What is required: Without the pictures, set down the records below word for word.

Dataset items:

• • • • • • •

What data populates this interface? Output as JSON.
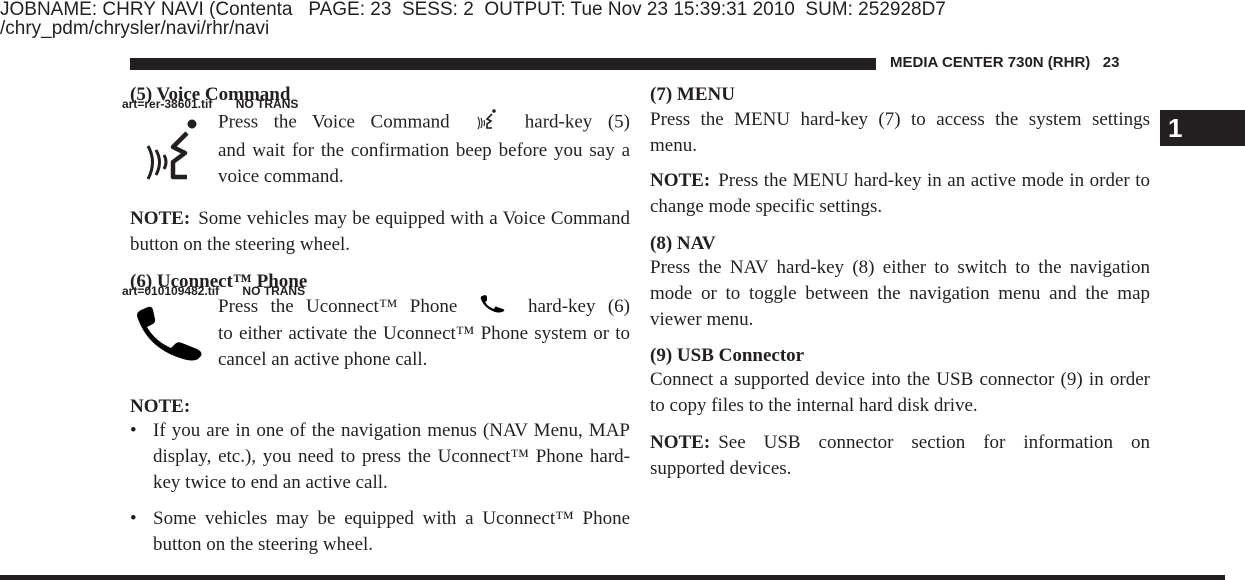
{
  "slug": {
    "line1": "JOBNAME: CHRY NAVI (Contenta   PAGE: 23  SESS: 2  OUTPUT: Tue Nov 23 15:39:31 2010  SUM: 252928D7",
    "line2": "/chry_pdm/chrysler/navi/rhr/navi"
  },
  "running_head": "MEDIA CENTER 730N (RHR)   23",
  "section_tab": "1",
  "left": {
    "voice": {
      "heading": "(5) Voice Command",
      "art_tag": "art=rer-38601.tif       NO TRANS",
      "icon": "voice-command-icon",
      "body_before": "Press the Voice Command",
      "body_after": "hard-key (5)",
      "body_rest": "and wait for the confirmation beep before you say a voice command.",
      "note_label": "NOTE:",
      "note_text": "Some vehicles may be equipped with a Voice Command button on the steering wheel."
    },
    "phone": {
      "heading": "(6) Uconnect™ Phone",
      "art_tag": "art=010109482.tif       NO TRANS",
      "icon": "phone-handset-icon",
      "body_before": "Press the Uconnect™ Phone",
      "body_after": "hard-key (6)",
      "body_rest": "to either activate the Uconnect™ Phone system or to cancel an active phone call.",
      "note_label": "NOTE:",
      "bullets": [
        "If you are in one of the navigation menus (NAV Menu, MAP display, etc.), you need to press the Uconnect™ Phone hard-key twice to end an active call.",
        "Some vehicles may be equipped with a Uconnect™ Phone button on the steering wheel."
      ],
      "bullet_glyph": "•"
    }
  },
  "right": {
    "menu": {
      "heading": "(7) MENU",
      "body": "Press the MENU hard-key (7) to access the system settings menu.",
      "note_label": "NOTE:",
      "note_text": "Press the MENU hard-key in an active mode in order to change mode specific settings."
    },
    "nav": {
      "heading": "(8) NAV",
      "body": "Press the NAV hard-key (8) either to switch to the navigation mode or to toggle between the navigation menu and the map viewer menu."
    },
    "usb": {
      "heading": "(9) USB Connector",
      "body": "Connect a supported device into the USB connector (9) in order to copy files to the internal hard disk drive.",
      "note_label": "NOTE:",
      "note_text": "See USB connector section for information on supported devices."
    }
  }
}
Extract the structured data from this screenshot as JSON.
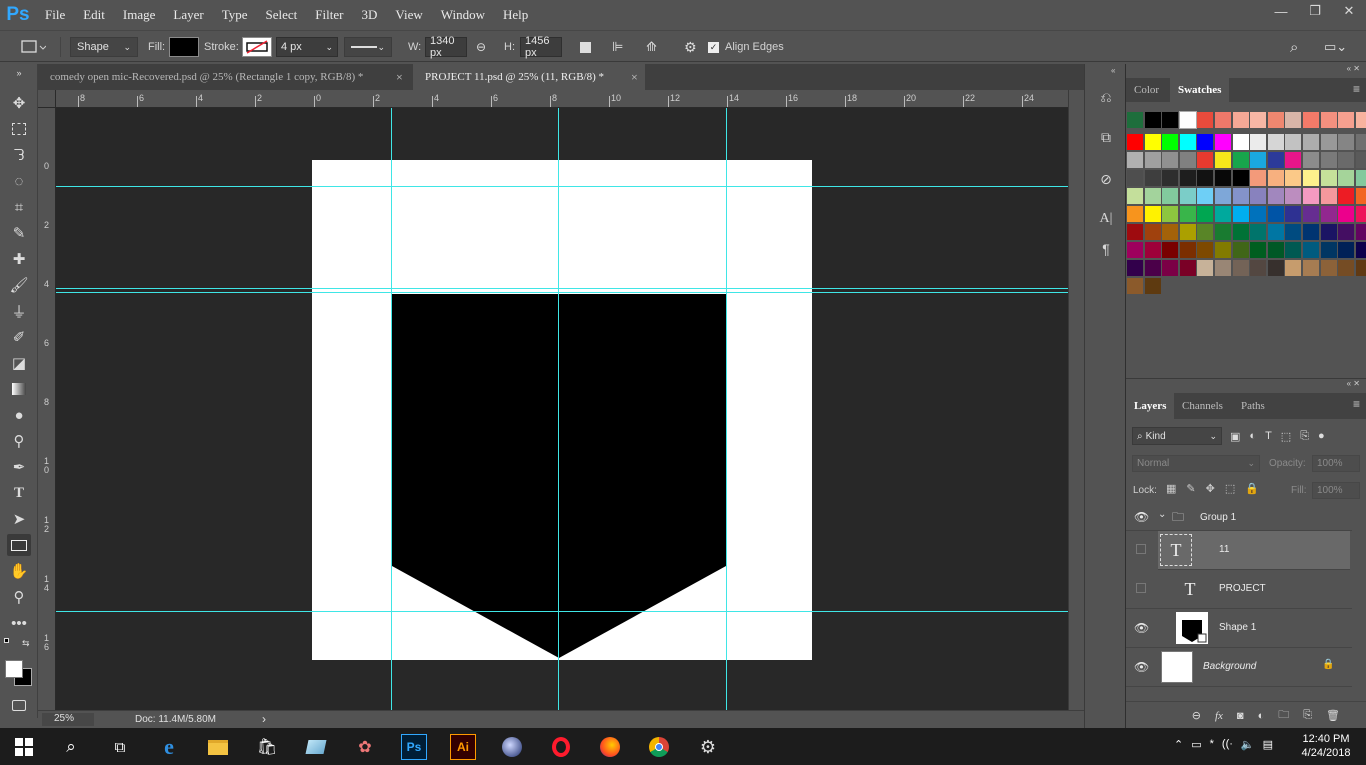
{
  "app": {
    "logo": "Ps"
  },
  "menu": [
    "File",
    "Edit",
    "Image",
    "Layer",
    "Type",
    "Select",
    "Filter",
    "3D",
    "View",
    "Window",
    "Help"
  ],
  "window_controls": {
    "minimize": "—",
    "restore": "❐",
    "close": "✕"
  },
  "options": {
    "mode": "Shape",
    "fill_label": "Fill:",
    "stroke_label": "Stroke:",
    "stroke_width": "4 px",
    "w_label": "W:",
    "w_value": "1340 px",
    "h_label": "H:",
    "h_value": "1456 px",
    "align_edges": "Align Edges"
  },
  "tabs": [
    {
      "title": "comedy open mic-Recovered.psd @ 25% (Rectangle 1 copy, RGB/8) *",
      "close": "×",
      "active": false
    },
    {
      "title": "PROJECT 11.psd @ 25% (11, RGB/8) *",
      "close": "×",
      "active": true
    }
  ],
  "ruler_h": [
    "8",
    "6",
    "4",
    "2",
    "0",
    "2",
    "4",
    "6",
    "8",
    "10",
    "12",
    "14",
    "16",
    "18",
    "20",
    "22",
    "24"
  ],
  "ruler_v": [
    "0",
    "2",
    "4",
    "6",
    "8",
    "1\n0",
    "1\n2",
    "1\n4",
    "1\n6"
  ],
  "status": {
    "zoom": "25%",
    "doc": "Doc: 11.4M/5.80M",
    "arrow": "›"
  },
  "color_panel": {
    "tab_color": "Color",
    "tab_swatches": "Swatches"
  },
  "layers_panel": {
    "tab_layers": "Layers",
    "tab_channels": "Channels",
    "tab_paths": "Paths",
    "kind": "Kind",
    "blend": "Normal",
    "opacity_label": "Opacity:",
    "opacity_value": "100%",
    "lock_label": "Lock:",
    "fill_label": "Fill:",
    "fill_value": "100%",
    "layers": [
      {
        "name": "Group 1",
        "type": "group"
      },
      {
        "name": "11",
        "type": "text"
      },
      {
        "name": "PROJECT",
        "type": "text"
      },
      {
        "name": "Shape 1",
        "type": "shape"
      },
      {
        "name": "Background",
        "type": "background"
      }
    ]
  },
  "taskbar": {
    "time": "12:40 PM",
    "date": "4/24/2018"
  },
  "colors": {
    "accent": "#31a8ff",
    "guide": "#3fe6e6",
    "canvas_bg": "#282828"
  }
}
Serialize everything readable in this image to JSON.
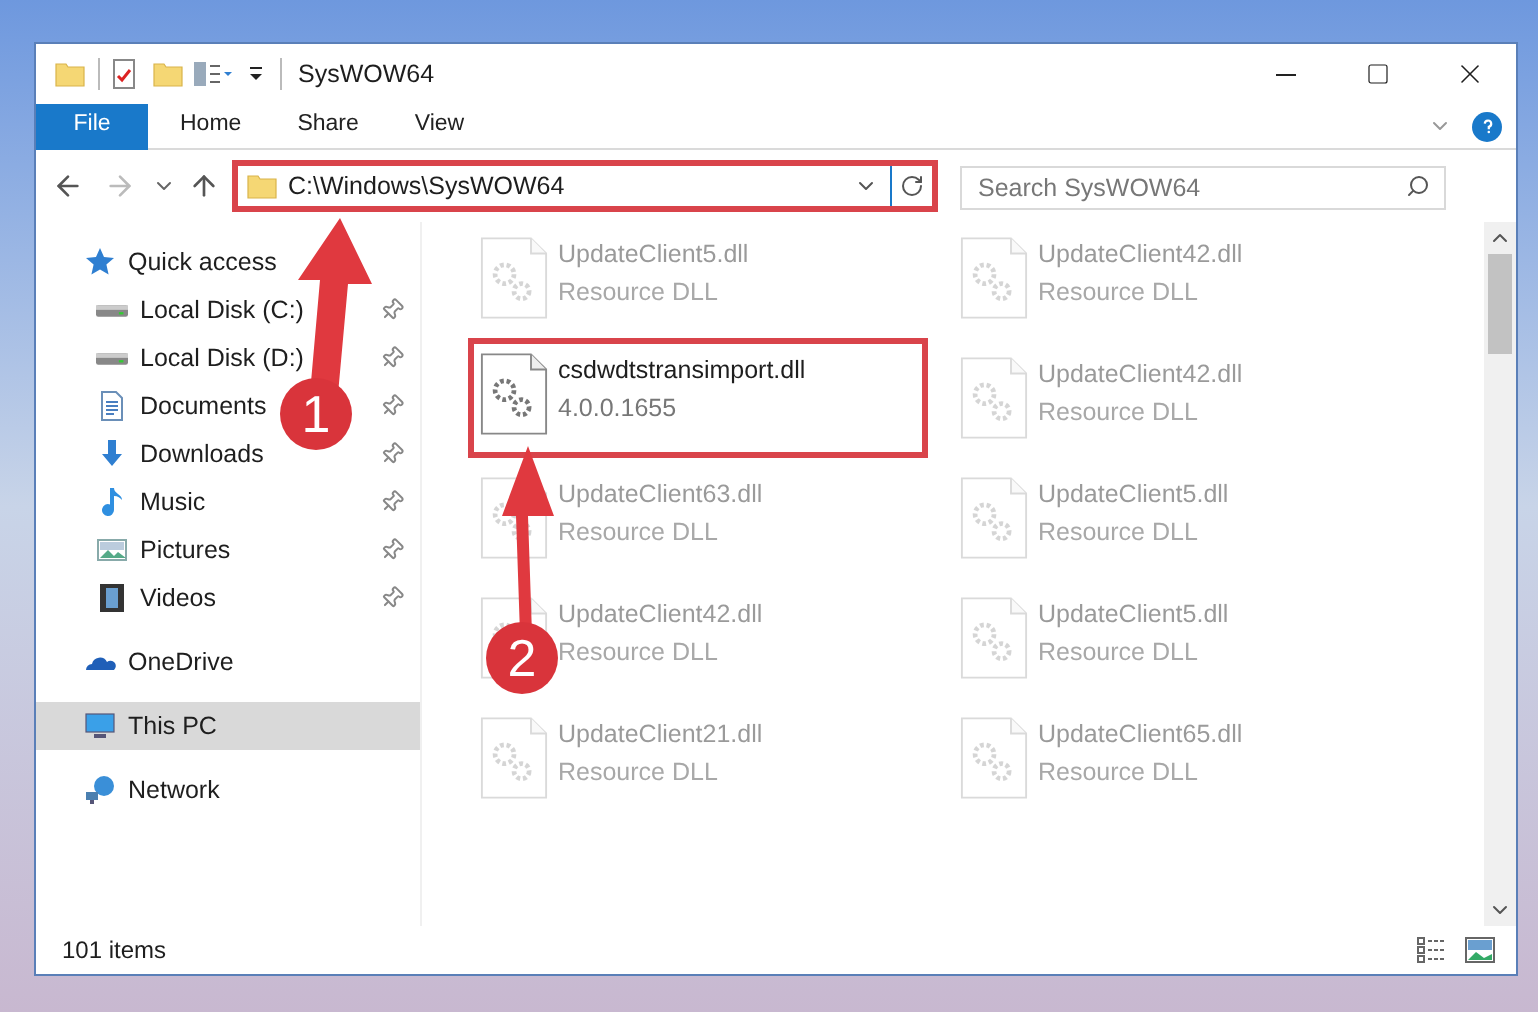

• • • • • • •

Answer below:
What data populates this interface? Output as JSON.
{
  "slug": {
    "line1": "JOBNAME: CHRY NAVI (Contenta   PAGE: 23  SESS: 2  OUTPUT: Tue Nov 23 15:39:31 2010  SUM: 252928D7",
    "line2": "/chry_pdm/chrysler/navi/rhr/navi"
  },
  "running_head": "MEDIA CENTER 730N (RHR)   23",
  "section_tab": "1",
  "left": {
    "voice": {
      "heading": "(5) Voice Command",
      "art_tag": "art=rer-38601.tif       NO TRANS",
      "icon": "voice-command-icon",
      "body_before": "Press the Voice Command",
      "body_after": "hard-key (5)",
      "body_rest": "and wait for the confirmation beep before you say a voice command.",
      "note_label": "NOTE:",
      "note_text": "Some vehicles may be equipped with a Voice Command button on the steering wheel."
    },
    "phone": {
      "heading": "(6) Uconnect™ Phone",
      "art_tag": "art=010109482.tif       NO TRANS",
      "icon": "phone-handset-icon",
      "body_before": "Press the Uconnect™ Phone",
      "body_after": "hard-key (6)",
      "body_rest": "to either activate the Uconnect™ Phone system or to cancel an active phone call.",
      "note_label": "NOTE:",
      "bullets": [
        "If you are in one of the navigation menus (NAV Menu, MAP display, etc.), you need to press the Uconnect™ Phone hard-key twice to end an active call.",
        "Some vehicles may be equipped with a Uconnect™ Phone button on the steering wheel."
      ],
      "bullet_glyph": "•"
    }
  },
  "right": {
    "menu": {
      "heading": "(7) MENU",
      "body": "Press the MENU hard-key (7) to access the system settings menu.",
      "note_label": "NOTE:",
      "note_text": "Press the MENU hard-key in an active mode in order to change mode specific settings."
    },
    "nav": {
      "heading": "(8) NAV",
      "body": "Press the NAV hard-key (8) either to switch to the navigation mode or to toggle between the navigation menu and the map viewer menu."
    },
    "usb": {
      "heading": "(9) USB Connector",
      "body": "Connect a supported device into the USB connector (9) in order to copy files to the internal hard disk drive.",
      "note_label": "NOTE:",
      "note_text": "See USB connector section for information on supported devices."
    }
  }
}
Extract the structured data from this screenshot as JSON.
{
  "app": {
    "logo": "Ps"
  },
  "menu": [
    "File",
    "Edit",
    "Image",
    "Layer",
    "Type",
    "Select",
    "Filter",
    "3D",
    "View",
    "Window",
    "Help"
  ],
  "window_controls": {
    "minimize": "—",
    "restore": "❐",
    "close": "✕"
  },
  "options": {
    "mode": "Shape",
    "fill_label": "Fill:",
    "stroke_label": "Stroke:",
    "stroke_width": "4 px",
    "w_label": "W:",
    "w_value": "1340 px",
    "h_label": "H:",
    "h_value": "1456 px",
    "align_edges": "Align Edges"
  },
  "tabs": [
    {
      "title": "comedy open mic-Recovered.psd @ 25% (Rectangle 1 copy, RGB/8) *",
      "close": "×",
      "active": false
    },
    {
      "title": "PROJECT 11.psd @ 25% (11, RGB/8) *",
      "close": "×",
      "active": true
    }
  ],
  "ruler_h": [
    "8",
    "6",
    "4",
    "2",
    "0",
    "2",
    "4",
    "6",
    "8",
    "10",
    "12",
    "14",
    "16",
    "18",
    "20",
    "22",
    "24"
  ],
  "ruler_v": [
    "0",
    "2",
    "4",
    "6",
    "8",
    "1\n0",
    "1\n2",
    "1\n4",
    "1\n6"
  ],
  "status": {
    "zoom": "25%",
    "doc": "Doc: 11.4M/5.80M",
    "arrow": "›"
  },
  "color_panel": {
    "tab_color": "Color",
    "tab_swatches": "Swatches"
  },
  "layers_panel": {
    "tab_layers": "Layers",
    "tab_channels": "Channels",
    "tab_paths": "Paths",
    "kind": "Kind",
    "blend": "Normal",
    "opacity_label": "Opacity:",
    "opacity_value": "100%",
    "lock_label": "Lock:",
    "fill_label": "Fill:",
    "fill_value": "100%",
    "layers": [
      {
        "name": "Group 1",
        "type": "group"
      },
      {
        "name": "11",
        "type": "text"
      },
      {
        "name": "PROJECT",
        "type": "text"
      },
      {
        "name": "Shape 1",
        "type": "shape"
      },
      {
        "name": "Background",
        "type": "background"
      }
    ]
  },
  "taskbar": {
    "time": "12:40 PM",
    "date": "4/24/2018"
  },
  "colors": {
    "accent": "#31a8ff",
    "guide": "#3fe6e6",
    "canvas_bg": "#282828"
  }
}
Serialize everything readable in this image to JSON.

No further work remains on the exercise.